Records shown:
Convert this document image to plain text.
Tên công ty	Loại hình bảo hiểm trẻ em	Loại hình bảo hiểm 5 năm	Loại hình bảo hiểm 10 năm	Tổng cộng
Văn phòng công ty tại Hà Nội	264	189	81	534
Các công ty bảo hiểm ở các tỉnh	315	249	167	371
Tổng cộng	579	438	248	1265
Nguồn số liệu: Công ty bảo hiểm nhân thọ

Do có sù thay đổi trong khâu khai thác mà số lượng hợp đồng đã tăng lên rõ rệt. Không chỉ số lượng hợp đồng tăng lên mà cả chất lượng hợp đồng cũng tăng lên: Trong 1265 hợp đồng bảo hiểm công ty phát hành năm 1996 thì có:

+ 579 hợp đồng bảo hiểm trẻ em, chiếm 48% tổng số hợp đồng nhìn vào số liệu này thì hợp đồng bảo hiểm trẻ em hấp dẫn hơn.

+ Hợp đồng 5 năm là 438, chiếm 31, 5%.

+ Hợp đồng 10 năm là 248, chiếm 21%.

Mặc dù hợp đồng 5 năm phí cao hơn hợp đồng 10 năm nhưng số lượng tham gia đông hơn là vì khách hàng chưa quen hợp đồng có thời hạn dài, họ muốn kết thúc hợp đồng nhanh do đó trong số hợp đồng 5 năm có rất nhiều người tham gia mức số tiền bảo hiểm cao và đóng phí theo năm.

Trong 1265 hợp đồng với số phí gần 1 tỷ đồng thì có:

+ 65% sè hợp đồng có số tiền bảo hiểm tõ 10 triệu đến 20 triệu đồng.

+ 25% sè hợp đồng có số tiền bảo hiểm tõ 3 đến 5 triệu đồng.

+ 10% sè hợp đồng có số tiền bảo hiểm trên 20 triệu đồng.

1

What the task asks: Output the full listing exactly as it stands.

Written solution:
Convert this document image to plain text.
Tên công ty	Loại hình bảo hiểm trẻ em	Loại hình bảo hiểm 5 năm	Loại hình bảo hiểm 10 năm	Tổng cộng
Văn phòng công ty tại Hà Nội	264	189	81	534
Các công ty bảo hiểm ở các tỉnh	315	249	167	371
Tổng cộng	579	438	248	1265
Nguồn số liệu: Công ty bảo hiểm nhân thọ

Do có sù thay đổi trong khâu khai thác mà số lượng hợp đồng đã tăng lên rõ rệt. Không chỉ số lượng hợp đồng tăng lên mà cả chất lượng hợp đồng cũng tăng lên: Trong 1265 hợp đồng bảo hiểm công ty phát hành năm 1996 thì có:

+ 579 hợp đồng bảo hiểm trẻ em, chiếm 48% tổng số hợp đồng nhìn vào số liệu này thì hợp đồng bảo hiểm trẻ em hấp dẫn hơn.

+ Hợp đồng 5 năm là 438, chiếm 31, 5%.

+ Hợp đồng 10 năm là 248, chiếm 21%.

Mặc dù hợp đồng 5 năm phí cao hơn hợp đồng 10 năm nhưng số lượng tham gia đông hơn là vì khách hàng chưa quen hợp đồng có thời hạn dài, họ muốn kết thúc hợp đồng nhanh do đó trong số hợp đồng 5 năm có rất nhiều người tham gia mức số tiền bảo hiểm cao và đóng phí theo năm.

Trong 1265 hợp đồng với số phí gần 1 tỷ đồng thì có:

+ 65% sè hợp đồng có số tiền bảo hiểm tõ 10 triệu đến 20 triệu đồng.

+ 25% sè hợp đồng có số tiền bảo hiểm tõ 3 đến 5 triệu đồng.

+ 10% sè hợp đồng có số tiền bảo hiểm trên 20 triệu đồng.

1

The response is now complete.